## Exercise objective:
Using the data below, repeat all of it precisely.

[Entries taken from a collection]
__________________________________________________

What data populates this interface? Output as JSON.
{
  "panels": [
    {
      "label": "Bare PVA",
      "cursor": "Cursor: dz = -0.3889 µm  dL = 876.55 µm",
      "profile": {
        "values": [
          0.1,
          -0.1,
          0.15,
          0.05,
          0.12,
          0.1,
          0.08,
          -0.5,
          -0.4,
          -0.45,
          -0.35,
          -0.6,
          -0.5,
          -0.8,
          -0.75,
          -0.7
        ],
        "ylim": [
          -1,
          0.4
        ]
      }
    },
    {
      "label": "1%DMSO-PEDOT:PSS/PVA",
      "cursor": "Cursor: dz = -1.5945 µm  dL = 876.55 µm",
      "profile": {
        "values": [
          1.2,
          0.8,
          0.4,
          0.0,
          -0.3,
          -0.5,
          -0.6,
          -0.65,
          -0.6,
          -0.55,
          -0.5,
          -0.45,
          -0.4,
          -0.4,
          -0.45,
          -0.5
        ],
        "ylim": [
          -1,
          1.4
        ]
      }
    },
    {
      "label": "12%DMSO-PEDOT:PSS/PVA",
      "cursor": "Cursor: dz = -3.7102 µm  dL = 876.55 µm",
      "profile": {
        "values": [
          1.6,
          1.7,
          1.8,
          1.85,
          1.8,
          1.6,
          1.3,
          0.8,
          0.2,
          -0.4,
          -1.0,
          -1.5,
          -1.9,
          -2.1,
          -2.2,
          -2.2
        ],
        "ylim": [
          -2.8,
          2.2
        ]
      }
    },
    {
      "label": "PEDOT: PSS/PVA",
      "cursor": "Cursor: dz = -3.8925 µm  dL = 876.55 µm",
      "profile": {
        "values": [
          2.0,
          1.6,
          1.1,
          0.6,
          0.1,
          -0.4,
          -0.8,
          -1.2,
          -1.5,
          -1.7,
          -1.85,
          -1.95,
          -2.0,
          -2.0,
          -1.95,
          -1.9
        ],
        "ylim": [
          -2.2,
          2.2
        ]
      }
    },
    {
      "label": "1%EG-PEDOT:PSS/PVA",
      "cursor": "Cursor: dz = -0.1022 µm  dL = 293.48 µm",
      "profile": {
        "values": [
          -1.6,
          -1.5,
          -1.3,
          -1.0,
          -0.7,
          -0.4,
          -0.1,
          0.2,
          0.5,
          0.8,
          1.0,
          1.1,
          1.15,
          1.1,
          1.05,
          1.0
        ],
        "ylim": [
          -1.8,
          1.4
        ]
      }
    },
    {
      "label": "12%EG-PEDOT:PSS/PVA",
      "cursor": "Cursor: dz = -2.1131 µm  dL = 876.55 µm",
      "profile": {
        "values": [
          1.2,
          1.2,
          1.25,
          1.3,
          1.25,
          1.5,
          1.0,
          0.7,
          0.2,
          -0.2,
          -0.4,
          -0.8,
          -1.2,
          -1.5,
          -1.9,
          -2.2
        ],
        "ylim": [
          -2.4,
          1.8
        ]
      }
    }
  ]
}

__________________________________________________

## Task output:
What data populates this interface? Output as JSON.
{
  "panels": [
    {
      "label": "Bare PVA",
      "cursor": "Cursor: dz = -0.3889 µm  dL = 876.55 µm",
      "profile": {
        "values": [
          0.1,
          -0.1,
          0.15,
          0.05,
          0.12,
          0.1,
          0.08,
          -0.5,
          -0.4,
          -0.45,
          -0.35,
          -0.6,
          -0.5,
          -0.8,
          -0.75,
          -0.7
        ],
        "ylim": [
          -1,
          0.4
        ]
      }
    },
    {
      "label": "1%DMSO-PEDOT:PSS/PVA",
      "cursor": "Cursor: dz = -1.5945 µm  dL = 876.55 µm",
      "profile": {
        "values": [
          1.2,
          0.8,
          0.4,
          0.0,
          -0.3,
          -0.5,
          -0.6,
          -0.65,
          -0.6,
          -0.55,
          -0.5,
          -0.45,
          -0.4,
          -0.4,
          -0.45,
          -0.5
        ],
        "ylim": [
          -1,
          1.4
        ]
      }
    },
    {
      "label": "12%DMSO-PEDOT:PSS/PVA",
      "cursor": "Cursor: dz = -3.7102 µm  dL = 876.55 µm",
      "profile": {
        "values": [
          1.6,
          1.7,
          1.8,
          1.85,
          1.8,
          1.6,
          1.3,
          0.8,
          0.2,
          -0.4,
          -1.0,
          -1.5,
          -1.9,
          -2.1,
          -2.2,
          -2.2
        ],
        "ylim": [
          -2.8,
          2.2
        ]
      }
    },
    {
      "label": "PEDOT: PSS/PVA",
      "cursor": "Cursor: dz = -3.8925 µm  dL = 876.55 µm",
      "profile": {
        "values": [
          2.0,
          1.6,
          1.1,
          0.6,
          0.1,
          -0.4,
          -0.8,
          -1.2,
          -1.5,
          -1.7,
          -1.85,
          -1.95,
          -2.0,
          -2.0,
          -1.95,
          -1.9
        ],
        "ylim": [
          -2.2,
          2.2
        ]
      }
    },
    {
      "label": "1%EG-PEDOT:PSS/PVA",
      "cursor": "Cursor: dz = -0.1022 µm  dL = 293.48 µm",
      "profile": {
        "values": [
          -1.6,
          -1.5,
          -1.3,
          -1.0,
          -0.7,
          -0.4,
          -0.1,
          0.2,
          0.5,
          0.8,
          1.0,
          1.1,
          1.15,
          1.1,
          1.05,
          1.0
        ],
        "ylim": [
          -1.8,
          1.4
        ]
      }
    },
    {
      "label": "12%EG-PEDOT:PSS/PVA",
      "cursor": "Cursor: dz = -2.1131 µm  dL = 876.55 µm",
      "profile": {
        "values": [
          1.2,
          1.2,
          1.25,
          1.3,
          1.25,
          1.5,
          1.0,
          0.7,
          0.2,
          -0.2,
          -0.4,
          -0.8,
          -1.2,
          -1.5,
          -1.9,
          -2.2
        ],
        "ylim": [
          -2.4,
          1.8
        ]
      }
    }
  ]
}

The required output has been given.